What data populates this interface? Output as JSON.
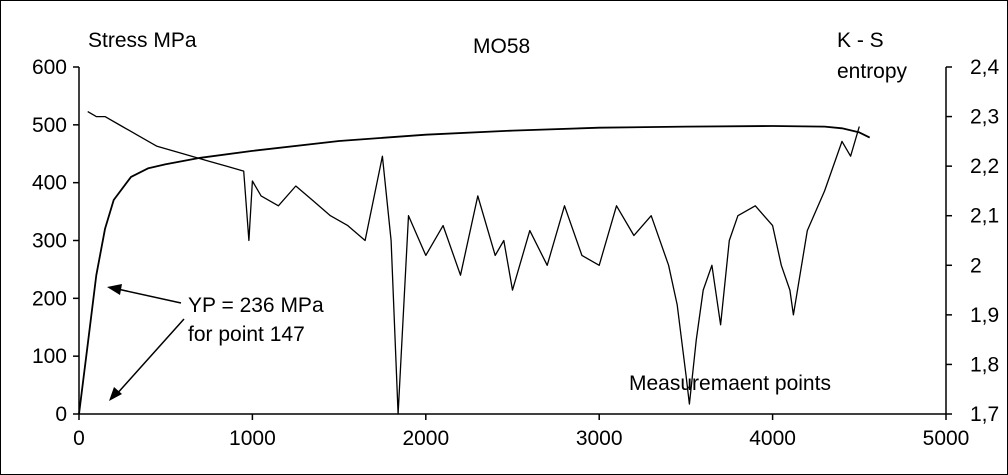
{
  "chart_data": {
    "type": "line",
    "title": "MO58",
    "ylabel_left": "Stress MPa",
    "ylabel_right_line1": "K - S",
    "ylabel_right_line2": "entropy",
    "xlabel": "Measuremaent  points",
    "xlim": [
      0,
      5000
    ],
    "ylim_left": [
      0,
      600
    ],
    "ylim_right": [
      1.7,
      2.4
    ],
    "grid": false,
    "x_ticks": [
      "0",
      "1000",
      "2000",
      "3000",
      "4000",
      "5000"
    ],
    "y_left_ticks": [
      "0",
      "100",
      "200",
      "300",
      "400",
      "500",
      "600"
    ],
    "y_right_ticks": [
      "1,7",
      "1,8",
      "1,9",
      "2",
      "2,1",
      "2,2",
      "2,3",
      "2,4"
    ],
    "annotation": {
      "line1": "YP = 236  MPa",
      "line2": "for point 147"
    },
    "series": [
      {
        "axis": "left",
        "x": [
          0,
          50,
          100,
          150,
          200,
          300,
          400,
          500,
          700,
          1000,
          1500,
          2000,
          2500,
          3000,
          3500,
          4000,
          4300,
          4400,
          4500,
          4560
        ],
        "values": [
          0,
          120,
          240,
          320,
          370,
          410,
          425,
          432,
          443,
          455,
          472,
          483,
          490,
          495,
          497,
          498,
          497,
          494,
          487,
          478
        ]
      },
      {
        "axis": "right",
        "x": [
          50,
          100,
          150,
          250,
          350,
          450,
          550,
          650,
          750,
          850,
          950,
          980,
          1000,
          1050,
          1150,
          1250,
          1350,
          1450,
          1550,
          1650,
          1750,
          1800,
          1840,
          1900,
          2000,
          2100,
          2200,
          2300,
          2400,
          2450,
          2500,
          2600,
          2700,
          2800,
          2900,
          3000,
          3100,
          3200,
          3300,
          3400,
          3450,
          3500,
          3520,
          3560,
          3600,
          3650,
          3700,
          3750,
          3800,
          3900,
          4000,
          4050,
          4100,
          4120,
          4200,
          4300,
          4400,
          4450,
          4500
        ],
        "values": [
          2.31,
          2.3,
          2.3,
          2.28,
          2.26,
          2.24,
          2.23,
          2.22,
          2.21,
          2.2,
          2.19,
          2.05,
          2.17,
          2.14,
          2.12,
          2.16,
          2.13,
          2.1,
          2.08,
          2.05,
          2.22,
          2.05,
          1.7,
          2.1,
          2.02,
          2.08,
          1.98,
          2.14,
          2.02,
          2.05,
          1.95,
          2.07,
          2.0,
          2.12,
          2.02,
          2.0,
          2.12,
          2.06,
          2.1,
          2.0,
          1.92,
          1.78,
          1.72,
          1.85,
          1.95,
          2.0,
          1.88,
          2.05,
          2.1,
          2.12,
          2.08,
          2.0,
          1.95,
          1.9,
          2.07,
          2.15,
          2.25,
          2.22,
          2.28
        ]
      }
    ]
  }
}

...

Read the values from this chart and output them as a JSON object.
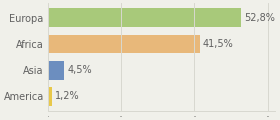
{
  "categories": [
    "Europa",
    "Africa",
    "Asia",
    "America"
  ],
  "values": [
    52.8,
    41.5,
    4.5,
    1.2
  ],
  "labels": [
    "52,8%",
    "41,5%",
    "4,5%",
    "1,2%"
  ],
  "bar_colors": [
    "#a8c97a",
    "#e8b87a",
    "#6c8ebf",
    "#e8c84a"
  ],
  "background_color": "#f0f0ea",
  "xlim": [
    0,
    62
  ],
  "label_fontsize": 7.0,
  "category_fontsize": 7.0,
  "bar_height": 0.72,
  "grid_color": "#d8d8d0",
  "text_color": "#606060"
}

### Problem to work on
Identify lines with the string "JSON". Copy each one.

### Answer to the exercise
What data populates this interface? Output as JSON.
Read the values from this chart and output them as a JSON object.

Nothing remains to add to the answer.